Repeat every line of the listing below exactly, minus the pictures.

——————————

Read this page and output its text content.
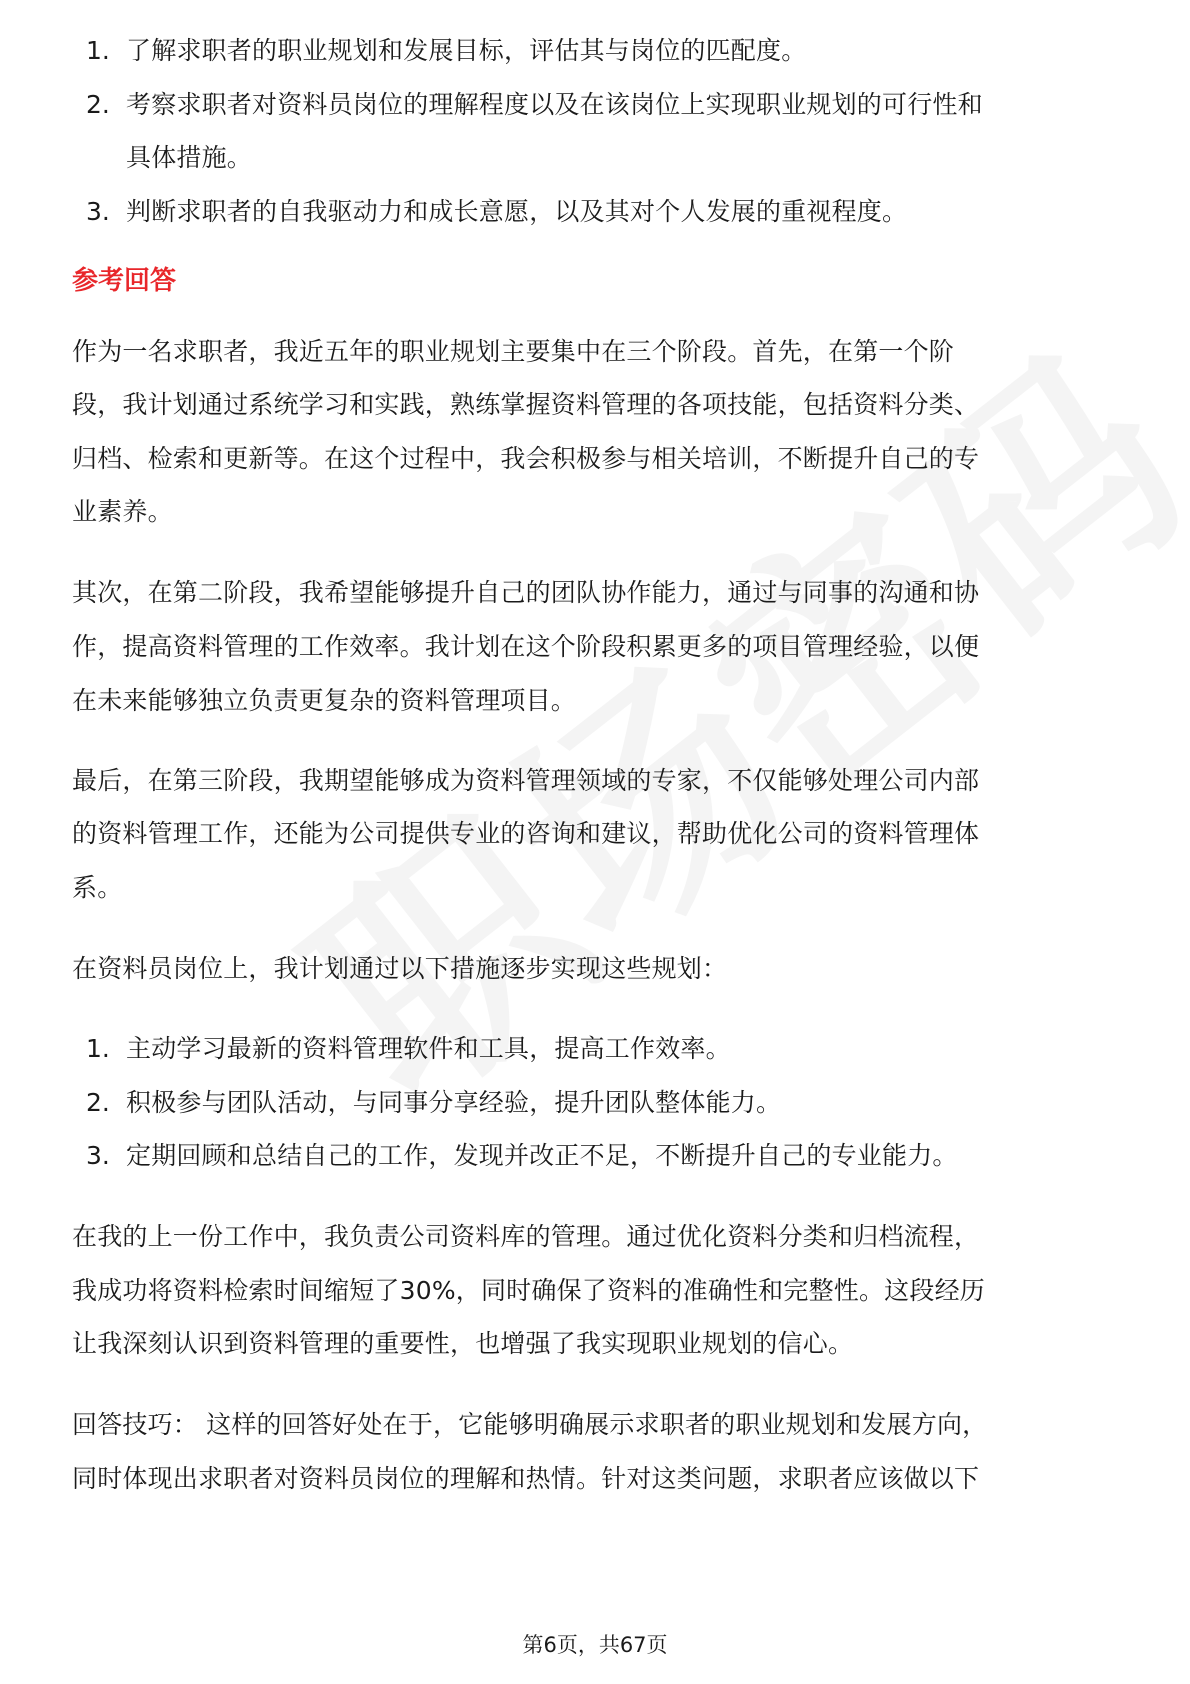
1. 了解求职者的职业规划和发展目标，评估其与岗位的匹配度。
2. 考察求职者对资料员岗位的理解程度以及在该岗位上实现职业规划的可行性和
具体措施。
3. 判断求职者的自我驱动力和成长意愿，以及其对个人发展的重视程度。
参考回答
作为一名求职者，我近五年的职业规划主要集中在三个阶段。首先，在第一个阶
段，我计划通过系统学习和实践，熟练掌握资料管理的各项技能，包括资料分类、
归档、检索和更新等。在这个过程中，我会积极参与相关培训，不断提升自己的专
业素养。
其次，在第二阶段，我希望能够提升自己的团队协作能力，通过与同事的沟通和协
作，提高资料管理的工作效率。我计划在这个阶段积累更多的项目管理经验，以便
在未来能够独立负责更复杂的资料管理项目。
最后，在第三阶段，我期望能够成为资料管理领域的专家，不仅能够处理公司内部
的资料管理工作，还能为公司提供专业的咨询和建议，帮助优化公司的资料管理体
系。
在资料员岗位上，我计划通过以下措施逐步实现这些规划：
1. 主动学习最新的资料管理软件和工具，提高工作效率。
2. 积极参与团队活动，与同事分享经验，提升团队整体能力。
3. 定期回顾和总结自己的工作，发现并改正不足，不断提升自己的专业能力。
在我的上一份工作中，我负责公司资料库的管理。通过优化资料分类和归档流程，
我成功将资料检索时间缩短了30%，同时确保了资料的准确性和完整性。这段经历
让我深刻认识到资料管理的重要性，也增强了我实现职业规划的信心。
回答技巧： 这样的回答好处在于，它能够明确展示求职者的职业规划和发展方向，
同时体现出求职者对资料员岗位的理解和热情。针对这类问题，求职者应该做以下
第6页，共67页
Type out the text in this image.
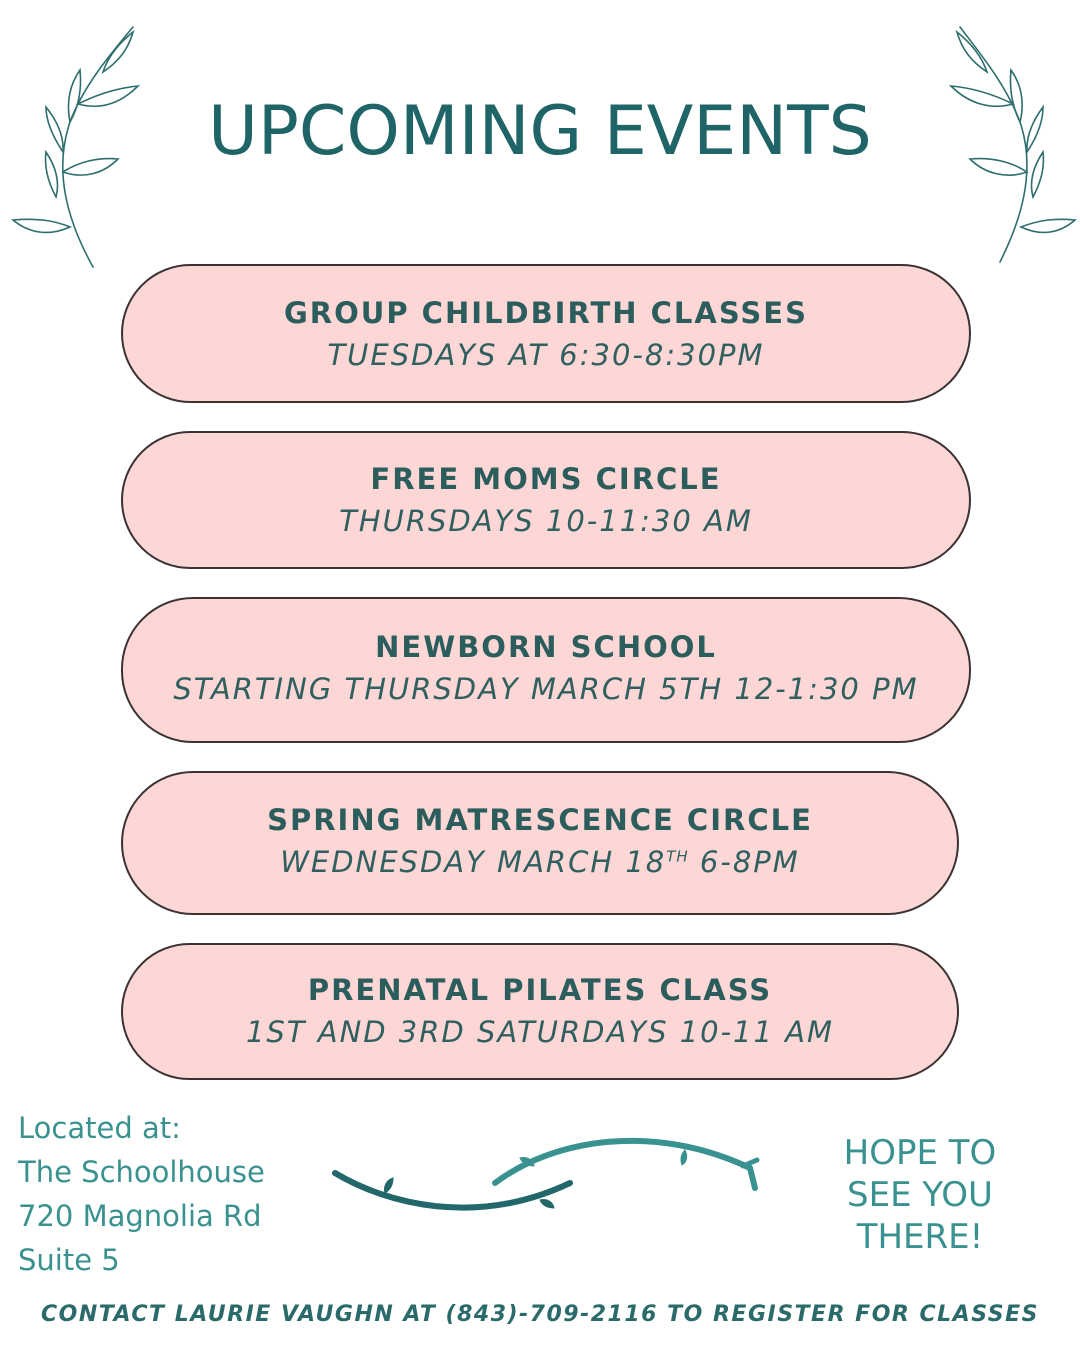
UPCOMING EVENTS
GROUP CHILDBIRTH CLASSES
TUESDAYS AT 6:30-8:30PM
FREE MOMS CIRCLE
THURSDAYS 10-11:30 AM
NEWBORN SCHOOL
STARTING THURSDAY MARCH 5TH 12-1:30 PM
SPRING MATRESCENCE CIRCLE
WEDNESDAY MARCH 18TH 6-8PM
PRENATAL PILATES CLASS
1ST AND 3RD SATURDAYS 10-11 AM
Located at:
The Schoolhouse
720 Magnolia Rd
Suite 5
HOPE TO
SEE YOU
THERE!
CONTACT LAURIE VAUGHN AT (843)-709-2116 TO REGISTER FOR CLASSES
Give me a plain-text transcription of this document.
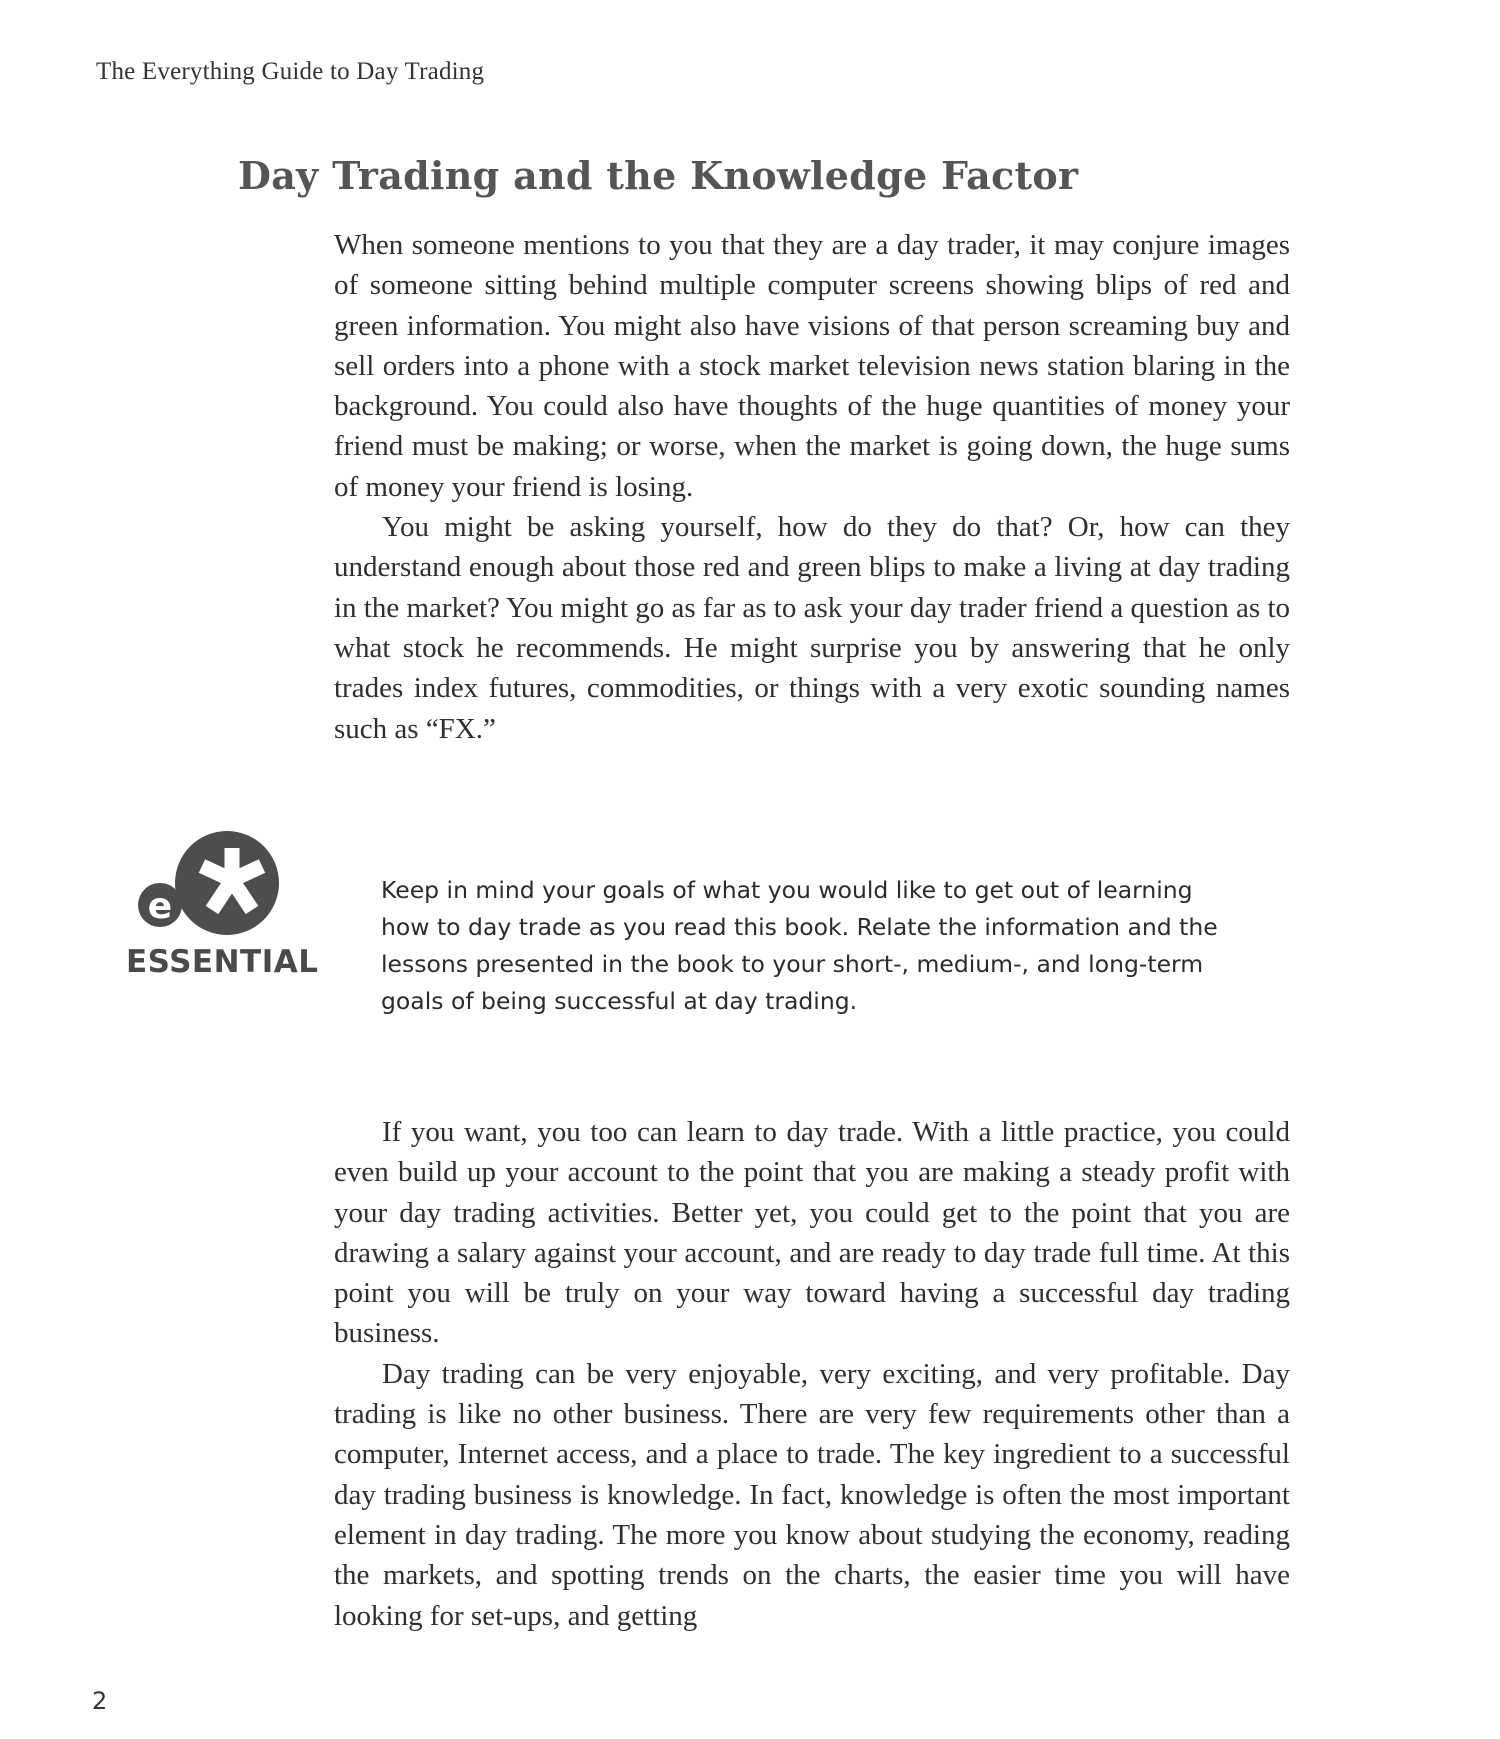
The Everything Guide to Day Trading
Day Trading and the Knowledge Factor

When someone mentions to you that they are a day trader, it may conjure images of someone sitting behind multiple computer screens showing blips of red and green information. You might also have visions of that person screaming buy and sell orders into a phone with a stock market television news station blaring in the background. You could also have thoughts of the huge quantities of money your friend must be making; or worse, when the market is going down, the huge sums of money your friend is losing.

You might be asking yourself, how do they do that? Or, how can they understand enough about those red and green blips to make a living at day trading in the market? You might go as far as to ask your day trader friend a question as to what stock he recommends. He might surprise you by answering that he only trades index futures, commodities, or things with a very exotic sounding names such as “FX.”

e
ESSENTIAL

Keep in mind your goals of what you would like to get out of learning how to day trade as you read this book. Relate the information and the lessons presented in the book to your short-, medium-, and long-term goals of being successful at day trading.

If you want, you too can learn to day trade. With a little practice, you could even build up your account to the point that you are making a steady profit with your day trading activities. Better yet, you could get to the point that you are drawing a salary against your account, and are ready to day trade full time. At this point you will be truly on your way toward having a successful day trading business.

Day trading can be very enjoyable, very exciting, and very profitable. Day trading is like no other business. There are very few requirements other than a computer, Internet access, and a place to trade. The key ingredient to a successful day trading business is knowledge. In fact, knowledge is often the most important element in day trading. The more you know about studying the economy, reading the markets, and spotting trends on the charts, the easier time you will have looking for set-ups, and getting

2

——————————

*Result for this task*
Read this page and output its text content.
1. 了解求职者的职业规划和发展目标，评估其与岗位的匹配度。
2. 考察求职者对资料员岗位的理解程度以及在该岗位上实现职业规划的可行性和
具体措施。
3. 判断求职者的自我驱动力和成长意愿，以及其对个人发展的重视程度。
参考回答
作为一名求职者，我近五年的职业规划主要集中在三个阶段。首先，在第一个阶
段，我计划通过系统学习和实践，熟练掌握资料管理的各项技能，包括资料分类、
归档、检索和更新等。在这个过程中，我会积极参与相关培训，不断提升自己的专
业素养。
其次，在第二阶段，我希望能够提升自己的团队协作能力，通过与同事的沟通和协
作，提高资料管理的工作效率。我计划在这个阶段积累更多的项目管理经验，以便
在未来能够独立负责更复杂的资料管理项目。
最后，在第三阶段，我期望能够成为资料管理领域的专家，不仅能够处理公司内部
的资料管理工作，还能为公司提供专业的咨询和建议，帮助优化公司的资料管理体
系。
在资料员岗位上，我计划通过以下措施逐步实现这些规划：
1. 主动学习最新的资料管理软件和工具，提高工作效率。
2. 积极参与团队活动，与同事分享经验，提升团队整体能力。
3. 定期回顾和总结自己的工作，发现并改正不足，不断提升自己的专业能力。
在我的上一份工作中，我负责公司资料库的管理。通过优化资料分类和归档流程，
我成功将资料检索时间缩短了30%，同时确保了资料的准确性和完整性。这段经历
让我深刻认识到资料管理的重要性，也增强了我实现职业规划的信心。
回答技巧： 这样的回答好处在于，它能够明确展示求职者的职业规划和发展方向，
同时体现出求职者对资料员岗位的理解和热情。针对这类问题，求职者应该做以下
第6页，共67页
Type out the text in this image.
UPCOMING EVENTS
GROUP CHILDBIRTH CLASSES
TUESDAYS AT 6:30-8:30PM
FREE MOMS CIRCLE
THURSDAYS 10-11:30 AM
NEWBORN SCHOOL
STARTING THURSDAY MARCH 5TH 12-1:30 PM
SPRING MATRESCENCE CIRCLE
WEDNESDAY MARCH 18TH 6-8PM
PRENATAL PILATES CLASS
1ST AND 3RD SATURDAYS 10-11 AM
Located at:
The Schoolhouse
720 Magnolia Rd
Suite 5
HOPE TO
SEE YOU
THERE!
CONTACT LAURIE VAUGHN AT (843)-709-2116 TO REGISTER FOR CLASSES
Give me a plain-text transcription of this document.
The Everything Guide to Day Trading
Day Trading and the Knowledge Factor

When someone mentions to you that they are a day trader, it may conjure images of someone sitting behind multiple computer screens showing blips of red and green information. You might also have visions of that person screaming buy and sell orders into a phone with a stock market television news station blaring in the background. You could also have thoughts of the huge quantities of money your friend must be making; or worse, when the market is going down, the huge sums of money your friend is losing.

You might be asking yourself, how do they do that? Or, how can they understand enough about those red and green blips to make a living at day trading in the market? You might go as far as to ask your day trader friend a question as to what stock he recommends. He might surprise you by answering that he only trades index futures, commodities, or things with a very exotic sounding names such as “FX.”

e
ESSENTIAL

Keep in mind your goals of what you would like to get out of learning how to day trade as you read this book. Relate the information and the lessons presented in the book to your short-, medium-, and long-term goals of being successful at day trading.

If you want, you too can learn to day trade. With a little practice, you could even build up your account to the point that you are making a steady profit with your day trading activities. Better yet, you could get to the point that you are drawing a salary against your account, and are ready to day trade full time. At this point you will be truly on your way toward having a successful day trading business.

Day trading can be very enjoyable, very exciting, and very profitable. Day trading is like no other business. There are very few requirements other than a computer, Internet access, and a place to trade. The key ingredient to a successful day trading business is knowledge. In fact, knowledge is often the most important element in day trading. The more you know about studying the economy, reading the markets, and spotting trends on the charts, the easier time you will have looking for set-ups, and getting

2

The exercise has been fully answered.